Given text »
===
Actress Charlize Theron has settled a lawsuit brought against her by watchmaker Raymond Weil (RW) for breaching a contract to exclusively promote its watches. The terms of the settlement were undisclosed, but it came just more than a month after a federal judge in New York concluded that Theron had breached her agreement, and that Raymond Weil was entitled to prove to a jury that it sustained damages.

In 2005, Theron, who was named by Esquire Magazine as “The Sexiest Woman Alive,” signed an agreement to promote Raymond Weil’s “Shine” collection through advertising and by wearing the watches exclusively. However, during the contract term, she was photographed at a screening of a film produced by her production company wearing a Dior watch.

A photograph of Theron wearing the Dior watch made its way to Tourneau LLC, a major watch retailer and manufacturer, which published the photo in Tourneau Times, a publication the company distributes to high-spending customers. The caption under the photo read, “Charlize Theron wears Dior.”
===
Goal 1 » Write out the part of the passage about the Raymond Weil lawsuit that starts with "Actress Charlize Theron" and goes on through "a Dior watch.".
The passage and the rows have no connection to each other.

Layout coordinates data
===
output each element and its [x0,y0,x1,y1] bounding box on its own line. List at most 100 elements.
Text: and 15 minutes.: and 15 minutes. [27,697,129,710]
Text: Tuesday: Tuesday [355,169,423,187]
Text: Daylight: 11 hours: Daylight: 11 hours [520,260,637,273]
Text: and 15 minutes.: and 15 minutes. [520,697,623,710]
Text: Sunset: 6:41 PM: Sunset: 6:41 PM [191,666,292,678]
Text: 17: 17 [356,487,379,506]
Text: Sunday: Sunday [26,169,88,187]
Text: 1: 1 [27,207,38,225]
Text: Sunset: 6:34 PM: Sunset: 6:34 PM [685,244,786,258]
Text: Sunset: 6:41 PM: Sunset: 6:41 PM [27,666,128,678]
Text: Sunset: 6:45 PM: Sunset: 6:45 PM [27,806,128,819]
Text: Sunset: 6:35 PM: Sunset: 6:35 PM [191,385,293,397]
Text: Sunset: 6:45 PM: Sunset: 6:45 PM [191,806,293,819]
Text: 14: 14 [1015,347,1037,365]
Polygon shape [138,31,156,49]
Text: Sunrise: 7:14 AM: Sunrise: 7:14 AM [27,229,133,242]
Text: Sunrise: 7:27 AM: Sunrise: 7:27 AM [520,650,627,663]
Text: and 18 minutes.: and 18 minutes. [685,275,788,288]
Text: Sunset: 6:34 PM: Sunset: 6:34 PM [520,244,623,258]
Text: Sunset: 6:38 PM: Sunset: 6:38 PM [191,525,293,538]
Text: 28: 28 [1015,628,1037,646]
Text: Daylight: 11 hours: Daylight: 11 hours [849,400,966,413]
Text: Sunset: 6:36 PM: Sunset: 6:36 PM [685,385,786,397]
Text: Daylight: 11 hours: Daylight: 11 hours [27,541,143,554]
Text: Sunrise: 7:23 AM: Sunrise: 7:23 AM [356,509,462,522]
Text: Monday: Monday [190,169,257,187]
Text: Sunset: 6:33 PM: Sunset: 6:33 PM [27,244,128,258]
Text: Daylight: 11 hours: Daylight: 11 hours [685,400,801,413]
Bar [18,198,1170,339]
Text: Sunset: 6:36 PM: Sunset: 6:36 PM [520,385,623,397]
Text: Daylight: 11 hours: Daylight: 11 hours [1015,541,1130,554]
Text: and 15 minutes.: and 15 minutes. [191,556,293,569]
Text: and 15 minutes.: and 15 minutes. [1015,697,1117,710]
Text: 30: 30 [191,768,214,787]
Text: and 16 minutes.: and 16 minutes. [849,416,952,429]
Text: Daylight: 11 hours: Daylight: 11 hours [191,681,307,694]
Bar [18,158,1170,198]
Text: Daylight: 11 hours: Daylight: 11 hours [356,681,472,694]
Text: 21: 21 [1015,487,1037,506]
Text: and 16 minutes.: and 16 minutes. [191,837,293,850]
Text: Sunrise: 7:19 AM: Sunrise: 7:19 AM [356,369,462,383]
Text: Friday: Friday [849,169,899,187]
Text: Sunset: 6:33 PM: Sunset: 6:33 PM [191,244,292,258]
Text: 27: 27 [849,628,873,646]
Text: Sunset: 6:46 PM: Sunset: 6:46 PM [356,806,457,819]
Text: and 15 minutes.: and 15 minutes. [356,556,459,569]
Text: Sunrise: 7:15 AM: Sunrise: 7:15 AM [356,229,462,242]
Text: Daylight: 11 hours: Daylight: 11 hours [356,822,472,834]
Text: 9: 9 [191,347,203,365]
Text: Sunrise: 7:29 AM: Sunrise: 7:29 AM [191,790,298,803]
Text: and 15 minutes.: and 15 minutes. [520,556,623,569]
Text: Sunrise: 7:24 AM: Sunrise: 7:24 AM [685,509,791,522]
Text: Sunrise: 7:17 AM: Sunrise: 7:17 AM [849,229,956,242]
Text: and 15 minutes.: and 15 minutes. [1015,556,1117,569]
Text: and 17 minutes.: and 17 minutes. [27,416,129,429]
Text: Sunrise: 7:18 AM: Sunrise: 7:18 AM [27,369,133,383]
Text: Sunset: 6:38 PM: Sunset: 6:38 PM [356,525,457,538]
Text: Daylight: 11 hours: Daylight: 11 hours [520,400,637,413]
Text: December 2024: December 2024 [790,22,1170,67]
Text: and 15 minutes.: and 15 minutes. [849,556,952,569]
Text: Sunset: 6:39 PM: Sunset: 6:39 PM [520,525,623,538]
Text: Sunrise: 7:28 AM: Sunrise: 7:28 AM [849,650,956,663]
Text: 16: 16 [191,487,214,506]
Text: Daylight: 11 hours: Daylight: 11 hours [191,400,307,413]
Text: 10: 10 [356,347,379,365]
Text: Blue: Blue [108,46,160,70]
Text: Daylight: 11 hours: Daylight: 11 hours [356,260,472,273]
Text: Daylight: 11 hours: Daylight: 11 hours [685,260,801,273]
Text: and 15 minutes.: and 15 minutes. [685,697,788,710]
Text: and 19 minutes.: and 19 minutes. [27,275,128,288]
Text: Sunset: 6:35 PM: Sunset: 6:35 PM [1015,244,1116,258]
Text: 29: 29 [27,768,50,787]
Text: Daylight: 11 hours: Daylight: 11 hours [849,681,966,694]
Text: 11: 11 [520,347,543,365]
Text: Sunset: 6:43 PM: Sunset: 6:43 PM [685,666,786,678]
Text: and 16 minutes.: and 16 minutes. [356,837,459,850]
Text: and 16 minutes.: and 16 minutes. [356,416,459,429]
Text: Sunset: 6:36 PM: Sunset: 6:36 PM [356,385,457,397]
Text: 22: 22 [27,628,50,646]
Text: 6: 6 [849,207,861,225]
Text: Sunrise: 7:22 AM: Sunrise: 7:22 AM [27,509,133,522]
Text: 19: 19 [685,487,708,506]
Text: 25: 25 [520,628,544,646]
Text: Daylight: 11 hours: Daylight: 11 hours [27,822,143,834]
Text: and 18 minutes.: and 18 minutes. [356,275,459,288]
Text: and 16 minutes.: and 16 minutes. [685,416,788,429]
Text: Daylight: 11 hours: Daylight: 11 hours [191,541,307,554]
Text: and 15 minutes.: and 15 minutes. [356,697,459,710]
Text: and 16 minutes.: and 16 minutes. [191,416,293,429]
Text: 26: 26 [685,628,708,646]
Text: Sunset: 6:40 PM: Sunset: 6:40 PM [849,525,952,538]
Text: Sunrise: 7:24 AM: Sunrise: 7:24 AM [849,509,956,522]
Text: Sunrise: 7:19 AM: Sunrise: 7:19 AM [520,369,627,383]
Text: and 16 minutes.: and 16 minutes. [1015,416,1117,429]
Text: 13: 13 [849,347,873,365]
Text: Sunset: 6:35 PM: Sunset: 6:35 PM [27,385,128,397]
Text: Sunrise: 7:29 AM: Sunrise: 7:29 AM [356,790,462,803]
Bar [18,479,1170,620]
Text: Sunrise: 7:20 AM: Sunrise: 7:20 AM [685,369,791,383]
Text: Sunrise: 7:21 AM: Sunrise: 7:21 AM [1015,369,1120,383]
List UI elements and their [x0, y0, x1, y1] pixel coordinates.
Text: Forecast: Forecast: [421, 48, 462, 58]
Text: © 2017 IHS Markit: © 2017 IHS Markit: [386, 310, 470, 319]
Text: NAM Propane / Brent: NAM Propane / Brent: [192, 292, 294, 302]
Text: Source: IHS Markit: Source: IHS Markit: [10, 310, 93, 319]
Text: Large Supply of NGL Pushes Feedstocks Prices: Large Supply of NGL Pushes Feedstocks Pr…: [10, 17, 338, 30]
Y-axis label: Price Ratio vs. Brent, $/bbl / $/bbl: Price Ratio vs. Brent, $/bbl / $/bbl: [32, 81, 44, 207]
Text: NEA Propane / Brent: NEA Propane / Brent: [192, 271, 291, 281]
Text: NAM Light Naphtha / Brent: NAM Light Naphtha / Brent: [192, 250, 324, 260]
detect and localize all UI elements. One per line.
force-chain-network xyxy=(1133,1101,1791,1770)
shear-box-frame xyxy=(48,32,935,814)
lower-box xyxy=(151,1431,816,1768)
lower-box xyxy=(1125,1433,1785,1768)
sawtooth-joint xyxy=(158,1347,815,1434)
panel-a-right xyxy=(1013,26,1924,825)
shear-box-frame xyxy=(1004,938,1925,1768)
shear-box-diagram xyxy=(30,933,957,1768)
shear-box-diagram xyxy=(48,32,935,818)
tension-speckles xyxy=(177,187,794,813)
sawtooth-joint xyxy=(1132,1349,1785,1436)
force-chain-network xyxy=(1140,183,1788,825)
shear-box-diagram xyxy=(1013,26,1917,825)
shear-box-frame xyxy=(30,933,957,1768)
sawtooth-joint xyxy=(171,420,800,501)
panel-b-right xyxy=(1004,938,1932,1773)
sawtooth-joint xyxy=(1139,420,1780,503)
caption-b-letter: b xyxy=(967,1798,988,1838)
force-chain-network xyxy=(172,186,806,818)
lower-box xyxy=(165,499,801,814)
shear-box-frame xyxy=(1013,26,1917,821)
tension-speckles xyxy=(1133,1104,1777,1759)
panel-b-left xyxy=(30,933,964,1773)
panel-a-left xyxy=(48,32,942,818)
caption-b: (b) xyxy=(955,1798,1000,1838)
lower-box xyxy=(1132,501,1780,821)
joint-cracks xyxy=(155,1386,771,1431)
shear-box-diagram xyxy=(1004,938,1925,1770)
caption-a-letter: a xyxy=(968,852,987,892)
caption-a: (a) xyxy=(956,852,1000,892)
===
Goal 2 » Pick out every line of the rows containing the string "sawtooth", with case counting toward a match.

Correct result 1 »
Actress Charlize Theron has settled a lawsuit brought against her by watchmaker Raymond Weil (RW) for breaching a contract to exclusively promote its watches. The terms of the settlement were undisclosed, but it came just more than a month after a federal judge in New York concluded that Theron had breached her agreement, and that Raymond Weil was entitled to prove to a jury that it sustained damages.

In 2005, Theron, who was named by Esquire Magazine as “The Sexiest Woman Alive,” signed an agreement to promote Raymond Weil’s “Shine” collection through advertising and by wearing the watches exclusively. However, during the contract term, she was photographed at a screening of a film produced by her production company wearing a Dior watch.

Correct result 2 »
sawtooth-joint xyxy=(158,1347,815,1434)
sawtooth-joint xyxy=(1132,1349,1785,1436)
sawtooth-joint xyxy=(171,420,800,501)
sawtooth-joint xyxy=(1139,420,1780,503)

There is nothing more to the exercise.